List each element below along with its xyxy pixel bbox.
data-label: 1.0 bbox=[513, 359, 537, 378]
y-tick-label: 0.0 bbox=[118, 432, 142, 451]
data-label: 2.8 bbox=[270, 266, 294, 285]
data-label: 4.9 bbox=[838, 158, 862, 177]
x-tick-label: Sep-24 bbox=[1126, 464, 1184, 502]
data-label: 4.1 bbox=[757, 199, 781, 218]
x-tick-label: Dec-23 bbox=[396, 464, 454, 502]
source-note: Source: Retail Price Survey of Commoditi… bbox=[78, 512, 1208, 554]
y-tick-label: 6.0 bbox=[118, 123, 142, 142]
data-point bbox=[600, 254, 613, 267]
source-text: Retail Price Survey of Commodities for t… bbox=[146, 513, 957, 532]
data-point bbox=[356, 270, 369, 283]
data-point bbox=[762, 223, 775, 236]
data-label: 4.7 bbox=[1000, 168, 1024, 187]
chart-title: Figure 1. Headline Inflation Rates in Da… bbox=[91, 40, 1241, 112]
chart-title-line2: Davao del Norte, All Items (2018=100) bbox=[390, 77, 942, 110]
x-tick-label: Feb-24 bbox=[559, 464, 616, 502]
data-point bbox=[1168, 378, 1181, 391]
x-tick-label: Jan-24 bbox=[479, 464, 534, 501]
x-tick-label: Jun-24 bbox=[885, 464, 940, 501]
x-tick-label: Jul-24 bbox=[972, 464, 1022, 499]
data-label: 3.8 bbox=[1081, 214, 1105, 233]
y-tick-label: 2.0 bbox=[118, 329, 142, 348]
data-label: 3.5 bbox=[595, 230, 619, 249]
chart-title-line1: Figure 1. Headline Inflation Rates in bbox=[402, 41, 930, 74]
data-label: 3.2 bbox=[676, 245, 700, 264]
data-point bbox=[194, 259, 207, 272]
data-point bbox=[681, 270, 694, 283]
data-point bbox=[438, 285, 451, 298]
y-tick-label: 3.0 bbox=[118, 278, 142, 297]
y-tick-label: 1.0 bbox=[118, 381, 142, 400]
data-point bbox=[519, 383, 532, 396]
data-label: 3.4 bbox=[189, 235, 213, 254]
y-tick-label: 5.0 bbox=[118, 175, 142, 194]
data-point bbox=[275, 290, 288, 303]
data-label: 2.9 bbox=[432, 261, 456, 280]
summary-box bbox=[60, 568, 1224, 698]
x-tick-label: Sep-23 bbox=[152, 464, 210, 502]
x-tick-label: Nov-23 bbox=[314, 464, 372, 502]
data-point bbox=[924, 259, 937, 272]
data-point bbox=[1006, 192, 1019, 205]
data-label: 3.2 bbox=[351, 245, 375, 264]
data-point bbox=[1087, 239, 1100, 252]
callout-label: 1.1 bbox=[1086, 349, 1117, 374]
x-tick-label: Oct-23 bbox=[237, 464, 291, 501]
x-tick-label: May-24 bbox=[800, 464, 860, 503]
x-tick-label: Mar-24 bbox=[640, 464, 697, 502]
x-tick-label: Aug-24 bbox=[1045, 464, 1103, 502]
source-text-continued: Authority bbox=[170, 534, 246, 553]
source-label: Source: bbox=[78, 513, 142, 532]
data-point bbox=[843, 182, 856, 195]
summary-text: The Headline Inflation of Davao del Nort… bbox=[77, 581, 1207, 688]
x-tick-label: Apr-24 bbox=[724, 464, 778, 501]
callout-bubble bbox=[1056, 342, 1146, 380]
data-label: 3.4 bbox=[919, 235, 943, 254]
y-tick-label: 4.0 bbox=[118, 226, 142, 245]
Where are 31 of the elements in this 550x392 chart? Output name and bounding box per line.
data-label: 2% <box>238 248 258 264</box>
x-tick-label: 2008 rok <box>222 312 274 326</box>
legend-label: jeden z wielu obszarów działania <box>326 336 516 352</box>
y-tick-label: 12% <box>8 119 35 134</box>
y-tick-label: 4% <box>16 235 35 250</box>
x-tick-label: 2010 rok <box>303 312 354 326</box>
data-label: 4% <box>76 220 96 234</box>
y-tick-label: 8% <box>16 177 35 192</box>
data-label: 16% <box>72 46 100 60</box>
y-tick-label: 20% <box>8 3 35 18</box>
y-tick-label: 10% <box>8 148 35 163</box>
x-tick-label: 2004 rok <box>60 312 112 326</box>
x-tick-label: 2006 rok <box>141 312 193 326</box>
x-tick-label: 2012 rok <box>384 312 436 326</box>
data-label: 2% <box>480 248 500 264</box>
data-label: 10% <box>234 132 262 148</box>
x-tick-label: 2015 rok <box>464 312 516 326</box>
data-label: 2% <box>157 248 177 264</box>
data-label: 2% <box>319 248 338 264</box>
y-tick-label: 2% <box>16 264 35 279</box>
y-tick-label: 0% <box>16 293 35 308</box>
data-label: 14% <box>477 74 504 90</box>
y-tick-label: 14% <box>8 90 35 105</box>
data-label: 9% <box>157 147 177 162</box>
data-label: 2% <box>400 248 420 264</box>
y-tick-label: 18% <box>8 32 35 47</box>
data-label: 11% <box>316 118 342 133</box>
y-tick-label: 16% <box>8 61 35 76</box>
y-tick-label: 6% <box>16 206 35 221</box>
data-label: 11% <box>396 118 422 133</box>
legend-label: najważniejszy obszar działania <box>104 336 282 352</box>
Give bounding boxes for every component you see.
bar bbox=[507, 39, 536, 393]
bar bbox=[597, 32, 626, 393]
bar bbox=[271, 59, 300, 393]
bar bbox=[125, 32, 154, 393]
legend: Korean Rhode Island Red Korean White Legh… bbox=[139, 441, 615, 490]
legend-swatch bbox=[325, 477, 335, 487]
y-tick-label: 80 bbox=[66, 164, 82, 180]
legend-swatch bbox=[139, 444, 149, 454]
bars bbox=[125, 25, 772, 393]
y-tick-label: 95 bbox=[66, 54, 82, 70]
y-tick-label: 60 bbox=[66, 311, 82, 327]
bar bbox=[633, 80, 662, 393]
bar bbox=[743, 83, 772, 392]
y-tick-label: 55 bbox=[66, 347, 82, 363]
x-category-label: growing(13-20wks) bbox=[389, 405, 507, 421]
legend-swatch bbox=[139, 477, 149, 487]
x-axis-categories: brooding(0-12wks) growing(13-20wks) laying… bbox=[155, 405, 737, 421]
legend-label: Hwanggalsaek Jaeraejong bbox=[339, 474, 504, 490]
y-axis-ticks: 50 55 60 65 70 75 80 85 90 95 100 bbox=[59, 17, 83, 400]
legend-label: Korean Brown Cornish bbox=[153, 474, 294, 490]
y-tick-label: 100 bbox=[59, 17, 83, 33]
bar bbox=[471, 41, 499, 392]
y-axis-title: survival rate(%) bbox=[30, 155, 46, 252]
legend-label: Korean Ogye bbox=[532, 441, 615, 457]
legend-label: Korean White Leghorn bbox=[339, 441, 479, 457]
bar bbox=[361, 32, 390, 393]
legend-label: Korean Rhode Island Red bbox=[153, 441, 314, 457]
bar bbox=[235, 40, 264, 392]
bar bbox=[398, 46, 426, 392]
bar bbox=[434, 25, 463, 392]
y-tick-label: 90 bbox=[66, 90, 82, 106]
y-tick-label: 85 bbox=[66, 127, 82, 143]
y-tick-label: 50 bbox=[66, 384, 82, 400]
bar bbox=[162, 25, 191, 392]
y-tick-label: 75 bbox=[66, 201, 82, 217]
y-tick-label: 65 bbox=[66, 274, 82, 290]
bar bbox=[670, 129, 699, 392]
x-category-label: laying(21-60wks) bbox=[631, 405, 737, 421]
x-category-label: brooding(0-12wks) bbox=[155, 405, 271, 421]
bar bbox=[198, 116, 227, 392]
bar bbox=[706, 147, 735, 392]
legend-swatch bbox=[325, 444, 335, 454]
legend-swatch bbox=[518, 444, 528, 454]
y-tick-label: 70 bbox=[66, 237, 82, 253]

——————

◆ GIVEN INSTRUCTION: Can you rewrite every line of the items above as a Markdown table with the columns "Row" and "Line", numbering the rows and leaving out blank lines?

◆ RESULT:
| Row | Line |
|---|---|
| 1 | List each element below along with its xyxy pixel bbox. |
| 2 | data-label: 1.0 bbox=[513, 359, 537, 378] |
| 3 | y-tick-label: 0.0 bbox=[118, 432, 142, 451] |
| 4 | data-label: 2.8 bbox=[270, 266, 294, 285] |
| 5 | data-label: 4.9 bbox=[838, 158, 862, 177] |
| 6 | x-tick-label: Sep-24 bbox=[1126, 464, 1184, 502] |
| 7 | data-label: 4.1 bbox=[757, 199, 781, 218] |
| 8 | x-tick-label: Dec-23 bbox=[396, 464, 454, 502] |
| 9 | source-note: Source: Retail Price Survey of Commoditi… bbox=[78, 512, 1208, 554] |
| 10 | y-tick-label: 6.0 bbox=[118, 123, 142, 142] |
| 11 | data-point bbox=[600, 254, 613, 267] |
| 12 | source-text: Retail Price Survey of Commodities for t… bbox=[146, 513, 957, 532] |
| 13 | data-point bbox=[356, 270, 369, 283] |
| 14 | data-point bbox=[762, 223, 775, 236] |
| 15 | data-label: 4.7 bbox=[1000, 168, 1024, 187] |
| 16 | chart-title: Figure 1. Headline Inflation Rates in Da… bbox=[91, 40, 1241, 112] |
| 17 | chart-title-line2: Davao del Norte, All Items (2018=100) bbox=[390, 77, 942, 110] |
| 18 | x-tick-label: Feb-24 bbox=[559, 464, 616, 502] |
| 19 | data-point bbox=[1168, 378, 1181, 391] |
| 20 | x-tick-label: Jan-24 bbox=[479, 464, 534, 501] |
| 21 | x-tick-label: Jun-24 bbox=[885, 464, 940, 501] |
| 22 | x-tick-label: Jul-24 bbox=[972, 464, 1022, 499] |
| 23 | data-label: 3.8 bbox=[1081, 214, 1105, 233] |
| 24 | y-tick-label: 2.0 bbox=[118, 329, 142, 348] |
| 25 | data-label: 3.5 bbox=[595, 230, 619, 249] |
| 26 | chart-title-line1: Figure 1. Headline Inflation Rates in bbox=[402, 41, 930, 74] |
| 27 | data-label: 3.2 bbox=[676, 245, 700, 264] |
| 28 | data-point bbox=[194, 259, 207, 272] |
| 29 | data-point bbox=[681, 270, 694, 283] |
| 30 | data-point bbox=[438, 285, 451, 298] |
| 31 | y-tick-label: 3.0 bbox=[118, 278, 142, 297] |
| 32 | y-tick-label: 1.0 bbox=[118, 381, 142, 400] |
| 33 | data-point bbox=[519, 383, 532, 396] |
| 34 | data-label: 3.4 bbox=[189, 235, 213, 254] |
| 35 | y-tick-label: 5.0 bbox=[118, 175, 142, 194] |
| 36 | data-point bbox=[275, 290, 288, 303] |
| 37 | data-label: 2.9 bbox=[432, 261, 456, 280] |
| 38 | summary-box bbox=[60, 568, 1224, 698] |
| 39 | x-tick-label: Sep-23 bbox=[152, 464, 210, 502] |
| 40 | x-tick-label: Nov-23 bbox=[314, 464, 372, 502] |
| 41 | data-point bbox=[924, 259, 937, 272] |
| 42 | data-point bbox=[1006, 192, 1019, 205] |
| 43 | data-label: 3.2 bbox=[351, 245, 375, 264] |
| 44 | data-point bbox=[1087, 239, 1100, 252] |
| 45 | callout-label: 1.1 bbox=[1086, 349, 1117, 374] |
| 46 | x-tick-label: Oct-23 bbox=[237, 464, 291, 501] |
| 47 | x-tick-label: May-24 bbox=[800, 464, 860, 503] |
| 48 | x-tick-label: Mar-24 bbox=[640, 464, 697, 502] |
| 49 | x-tick-label: Aug-24 bbox=[1045, 464, 1103, 502] |
| 50 | source-text-continued: Authority bbox=[170, 534, 246, 553] |
| 51 | source-label: Source: bbox=[78, 513, 142, 532] |
| 52 | data-point bbox=[843, 182, 856, 195] |
| 53 | summary-text: The Headline Inflation of Davao del Nort… bbox=[77, 581, 1207, 688] |
| 54 | x-tick-label: Apr-24 bbox=[724, 464, 778, 501] |
| 55 | callout-bubble bbox=[1056, 342, 1146, 380] |
| 56 | data-label: 3.4 bbox=[919, 235, 943, 254] |
| 57 | y-tick-label: 4.0 bbox=[118, 226, 142, 245] |
| 58 | Where are 31 of the elements in this 550x392 chart? Output name and bounding box per line. |
| 59 | data-label: 2% <box>238 248 258 264</box> |
| 60 | x-tick-label: 2008 rok <box>222 312 274 326</box> |
| 61 | legend-label: jeden z wielu obszarów działania <box>326 336 516 352</box> |
| 62 | y-tick-label: 12% <box>8 119 35 134</box> |
| 63 | y-tick-label: 4% <box>16 235 35 250</box> |
| 64 | x-tick-label: 2010 rok <box>303 312 354 326</box> |
| 65 | data-label: 4% <box>76 220 96 234</box> |
| 66 | y-tick-label: 8% <box>16 177 35 192</box> |
| 67 | data-label: 16% <box>72 46 100 60</box> |
| 68 | y-tick-label: 20% <box>8 3 35 18</box> |
| 69 | y-tick-label: 10% <box>8 148 35 163</box> |
| 70 | x-tick-label: 2004 rok <box>60 312 112 326</box> |
| 71 | x-tick-label: 2006 rok <box>141 312 193 326</box> |
| 72 | x-tick-label: 2012 rok <box>384 312 436 326</box> |
| 73 | data-label: 2% <box>480 248 500 264</box> |
| 74 | data-label: 10% <box>234 132 262 148</box> |
| 75 | x-tick-label: 2015 rok <box>464 312 516 326</box> |
| 76 | data-label: 2% <box>157 248 177 264</box> |
| 77 | data-label: 2% <box>319 248 338 264</box> |
| 78 | y-tick-label: 2% <box>16 264 35 279</box> |
| 79 | y-tick-label: 0% <box>16 293 35 308</box> |
| 80 | data-label: 14% <box>477 74 504 90</box> |
| 81 | y-tick-label: 14% <box>8 90 35 105</box> |
| 82 | data-label: 9% <box>157 147 177 162</box> |
| 83 | data-label: 2% <box>400 248 420 264</box> |
| 84 | y-tick-label: 18% <box>8 32 35 47</box> |
| 85 | data-label: 11% <box>316 118 342 133</box> |
| 86 | y-tick-label: 16% <box>8 61 35 76</box> |
| 87 | y-tick-label: 6% <box>16 206 35 221</box> |
| 88 | data-label: 11% <box>396 118 422 133</box> |
| 89 | legend-label: najważniejszy obszar działania <box>104 336 282 352</box> |
| 90 | Give bounding boxes for every component you see. |
| 91 | bar bbox=[507, 39, 536, 393] |
| 92 | bar bbox=[597, 32, 626, 393] |
| 93 | bar bbox=[271, 59, 300, 393] |
| 94 | bar bbox=[125, 32, 154, 393] |
| 95 | legend: Korean Rhode Island Red Korean White Legh… bbox=[139, 441, 615, 490] |
| 96 | legend-swatch bbox=[325, 477, 335, 487] |
| 97 | y-tick-label: 80 bbox=[66, 164, 82, 180] |
| 98 | legend-swatch bbox=[139, 444, 149, 454] |
| 99 | bars bbox=[125, 25, 772, 393] |
| 100 | y-tick-label: 95 bbox=[66, 54, 82, 70] |
| 101 | y-tick-label: 60 bbox=[66, 311, 82, 327] |
| 102 | bar bbox=[633, 80, 662, 393] |
| 103 | bar bbox=[743, 83, 772, 392] |
| 104 | y-tick-label: 55 bbox=[66, 347, 82, 363] |
| 105 | x-category-label: growing(13-20wks) bbox=[389, 405, 507, 421] |
| 106 | legend-swatch bbox=[139, 477, 149, 487] |
| 107 | x-axis-categories: brooding(0-12wks) growing(13-20wks) laying… bbox=[155, 405, 737, 421] |
| 108 | legend-label: Hwanggalsaek Jaeraejong bbox=[339, 474, 504, 490] |
| 109 | y-axis-ticks: 50 55 60 65 70 75 80 85 90 95 100 bbox=[59, 17, 83, 400] |
| 110 | legend-label: Korean Brown Cornish bbox=[153, 474, 294, 490] |
| 111 | y-tick-label: 100 bbox=[59, 17, 83, 33] |
| 112 | bar bbox=[471, 41, 499, 392] |
| 113 | y-axis-title: survival rate(%) bbox=[30, 155, 46, 252] |
| 114 | legend-label: Korean Ogye bbox=[532, 441, 615, 457] |
| 115 | legend-label: Korean White Leghorn bbox=[339, 441, 479, 457] |
| 116 | bar bbox=[361, 32, 390, 393] |
| 117 | legend-label: Korean Rhode Island Red bbox=[153, 441, 314, 457] |
| 118 | bar bbox=[235, 40, 264, 392] |
| 119 | bar bbox=[398, 46, 426, 392] |
| 120 | bar bbox=[434, 25, 463, 392] |
| 121 | y-tick-label: 90 bbox=[66, 90, 82, 106] |
| 122 | y-tick-label: 85 bbox=[66, 127, 82, 143] |
| 123 | y-tick-label: 50 bbox=[66, 384, 82, 400] |
| 124 | bar bbox=[162, 25, 191, 392] |
| 125 | y-tick-label: 75 bbox=[66, 201, 82, 217] |
| 126 | y-tick-label: 65 bbox=[66, 274, 82, 290] |
| 127 | bar bbox=[670, 129, 699, 392] |
| 128 | x-category-label: laying(21-60wks) bbox=[631, 405, 737, 421] |
| 129 | x-category-label: brooding(0-12wks) bbox=[155, 405, 271, 421] |
| 130 | bar bbox=[198, 116, 227, 392] |
| 131 | bar bbox=[706, 147, 735, 392] |
| 132 | legend-swatch bbox=[325, 444, 335, 454] |
| 133 | legend-swatch bbox=[518, 444, 528, 454] |
| 134 | y-tick-label: 70 bbox=[66, 237, 82, 253] |